Check each line of the data for "Intensity" and select those that have it.
● ● ●
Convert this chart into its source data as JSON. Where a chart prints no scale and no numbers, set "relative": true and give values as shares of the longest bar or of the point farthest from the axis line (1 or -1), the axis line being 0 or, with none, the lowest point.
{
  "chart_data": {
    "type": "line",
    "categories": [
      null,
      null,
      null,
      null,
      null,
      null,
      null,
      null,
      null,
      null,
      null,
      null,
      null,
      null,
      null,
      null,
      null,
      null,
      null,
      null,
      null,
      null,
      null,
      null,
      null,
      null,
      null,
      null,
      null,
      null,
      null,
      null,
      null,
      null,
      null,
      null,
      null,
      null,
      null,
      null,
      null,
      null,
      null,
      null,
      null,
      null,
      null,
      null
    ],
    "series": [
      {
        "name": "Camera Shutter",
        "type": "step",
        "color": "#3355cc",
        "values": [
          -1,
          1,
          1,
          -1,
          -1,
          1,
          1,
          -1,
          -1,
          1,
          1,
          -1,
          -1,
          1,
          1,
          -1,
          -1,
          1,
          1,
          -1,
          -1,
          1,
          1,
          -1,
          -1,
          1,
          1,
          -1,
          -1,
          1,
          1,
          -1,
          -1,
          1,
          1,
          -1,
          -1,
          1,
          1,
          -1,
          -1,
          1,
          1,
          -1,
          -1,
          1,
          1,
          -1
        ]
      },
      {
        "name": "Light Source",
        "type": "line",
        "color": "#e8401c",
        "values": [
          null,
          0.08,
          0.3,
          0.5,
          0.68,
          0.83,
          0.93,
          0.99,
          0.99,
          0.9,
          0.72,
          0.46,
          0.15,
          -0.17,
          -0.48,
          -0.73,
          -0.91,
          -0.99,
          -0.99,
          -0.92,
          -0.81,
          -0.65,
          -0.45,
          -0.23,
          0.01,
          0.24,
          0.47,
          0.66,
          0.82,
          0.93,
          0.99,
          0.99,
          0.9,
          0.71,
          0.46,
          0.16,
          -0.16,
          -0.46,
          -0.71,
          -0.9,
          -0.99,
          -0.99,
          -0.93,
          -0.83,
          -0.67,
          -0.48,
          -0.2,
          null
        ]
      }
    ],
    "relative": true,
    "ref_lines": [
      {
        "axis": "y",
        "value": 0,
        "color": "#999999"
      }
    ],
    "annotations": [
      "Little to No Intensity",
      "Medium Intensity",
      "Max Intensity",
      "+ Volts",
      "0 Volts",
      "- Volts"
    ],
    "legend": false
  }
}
● ● ●
RIGHT ANSWER |
      "Little to No Intensity",
      "Medium Intensity",
      "Max Intensity",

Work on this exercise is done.